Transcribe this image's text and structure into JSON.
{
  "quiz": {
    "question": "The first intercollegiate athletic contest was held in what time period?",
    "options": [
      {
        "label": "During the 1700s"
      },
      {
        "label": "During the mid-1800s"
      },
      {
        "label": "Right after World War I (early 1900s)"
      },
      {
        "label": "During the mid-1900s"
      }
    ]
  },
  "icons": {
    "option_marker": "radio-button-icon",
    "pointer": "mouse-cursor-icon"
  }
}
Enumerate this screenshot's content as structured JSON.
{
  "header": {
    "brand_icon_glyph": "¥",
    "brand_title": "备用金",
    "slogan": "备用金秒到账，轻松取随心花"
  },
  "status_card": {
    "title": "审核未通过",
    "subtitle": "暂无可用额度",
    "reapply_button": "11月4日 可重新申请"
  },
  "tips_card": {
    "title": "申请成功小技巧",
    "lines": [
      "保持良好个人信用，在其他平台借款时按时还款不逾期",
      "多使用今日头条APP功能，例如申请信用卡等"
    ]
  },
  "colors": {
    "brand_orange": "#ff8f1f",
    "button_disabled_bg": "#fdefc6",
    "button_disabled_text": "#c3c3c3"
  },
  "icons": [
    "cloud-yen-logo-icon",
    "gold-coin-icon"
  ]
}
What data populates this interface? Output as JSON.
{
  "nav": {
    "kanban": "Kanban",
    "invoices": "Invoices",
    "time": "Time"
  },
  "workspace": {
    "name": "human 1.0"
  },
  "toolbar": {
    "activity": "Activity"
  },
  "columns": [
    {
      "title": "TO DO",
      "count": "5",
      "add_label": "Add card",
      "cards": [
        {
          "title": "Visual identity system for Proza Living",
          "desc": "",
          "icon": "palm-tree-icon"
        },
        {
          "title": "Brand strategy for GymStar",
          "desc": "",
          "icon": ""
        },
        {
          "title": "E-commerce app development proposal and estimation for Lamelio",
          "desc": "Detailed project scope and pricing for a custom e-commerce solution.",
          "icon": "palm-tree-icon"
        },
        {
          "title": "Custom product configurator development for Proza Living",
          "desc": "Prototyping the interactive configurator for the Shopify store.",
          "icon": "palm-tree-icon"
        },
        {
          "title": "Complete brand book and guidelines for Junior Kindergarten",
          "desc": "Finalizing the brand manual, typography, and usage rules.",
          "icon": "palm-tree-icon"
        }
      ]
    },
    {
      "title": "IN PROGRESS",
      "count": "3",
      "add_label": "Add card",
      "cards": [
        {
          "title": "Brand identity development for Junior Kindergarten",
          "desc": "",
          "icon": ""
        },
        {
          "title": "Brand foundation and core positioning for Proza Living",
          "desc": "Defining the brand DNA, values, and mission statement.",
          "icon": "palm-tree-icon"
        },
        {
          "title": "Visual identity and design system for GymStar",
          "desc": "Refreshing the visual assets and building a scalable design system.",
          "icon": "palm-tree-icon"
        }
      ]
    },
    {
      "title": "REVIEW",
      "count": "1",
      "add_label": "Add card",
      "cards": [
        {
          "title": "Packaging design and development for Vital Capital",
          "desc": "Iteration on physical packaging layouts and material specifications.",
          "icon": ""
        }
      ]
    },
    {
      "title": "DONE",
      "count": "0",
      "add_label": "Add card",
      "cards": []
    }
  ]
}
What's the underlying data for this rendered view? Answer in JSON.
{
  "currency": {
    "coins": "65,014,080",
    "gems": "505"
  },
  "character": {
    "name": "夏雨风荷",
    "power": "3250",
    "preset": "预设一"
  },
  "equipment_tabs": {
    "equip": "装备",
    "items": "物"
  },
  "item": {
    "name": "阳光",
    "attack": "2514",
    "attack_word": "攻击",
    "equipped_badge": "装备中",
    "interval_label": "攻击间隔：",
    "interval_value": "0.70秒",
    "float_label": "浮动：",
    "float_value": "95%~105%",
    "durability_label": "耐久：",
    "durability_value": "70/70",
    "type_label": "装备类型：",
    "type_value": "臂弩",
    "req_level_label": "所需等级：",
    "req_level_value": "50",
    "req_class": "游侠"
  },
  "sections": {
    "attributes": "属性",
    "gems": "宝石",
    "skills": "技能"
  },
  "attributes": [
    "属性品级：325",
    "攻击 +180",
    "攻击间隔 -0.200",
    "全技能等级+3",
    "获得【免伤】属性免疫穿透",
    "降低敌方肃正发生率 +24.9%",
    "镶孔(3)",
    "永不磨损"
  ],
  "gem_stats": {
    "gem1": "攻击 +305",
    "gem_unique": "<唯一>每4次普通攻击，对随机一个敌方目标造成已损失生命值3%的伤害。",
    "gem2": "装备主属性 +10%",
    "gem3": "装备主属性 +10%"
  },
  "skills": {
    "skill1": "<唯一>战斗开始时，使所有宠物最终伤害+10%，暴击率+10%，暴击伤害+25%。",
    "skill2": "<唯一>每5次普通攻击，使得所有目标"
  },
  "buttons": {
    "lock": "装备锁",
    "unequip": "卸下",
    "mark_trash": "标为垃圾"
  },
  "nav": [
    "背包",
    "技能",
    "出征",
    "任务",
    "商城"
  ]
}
────────────────────
#### [Prompt]
Among the records above, find each line holding the string "Living" and pull it out.

#### [Response to this task]
          "title": "Visual identity system for Proza Living",
          "title": "Custom product configurator development for Proza Living",
          "title": "Brand foundation and core positioning for Proza Living",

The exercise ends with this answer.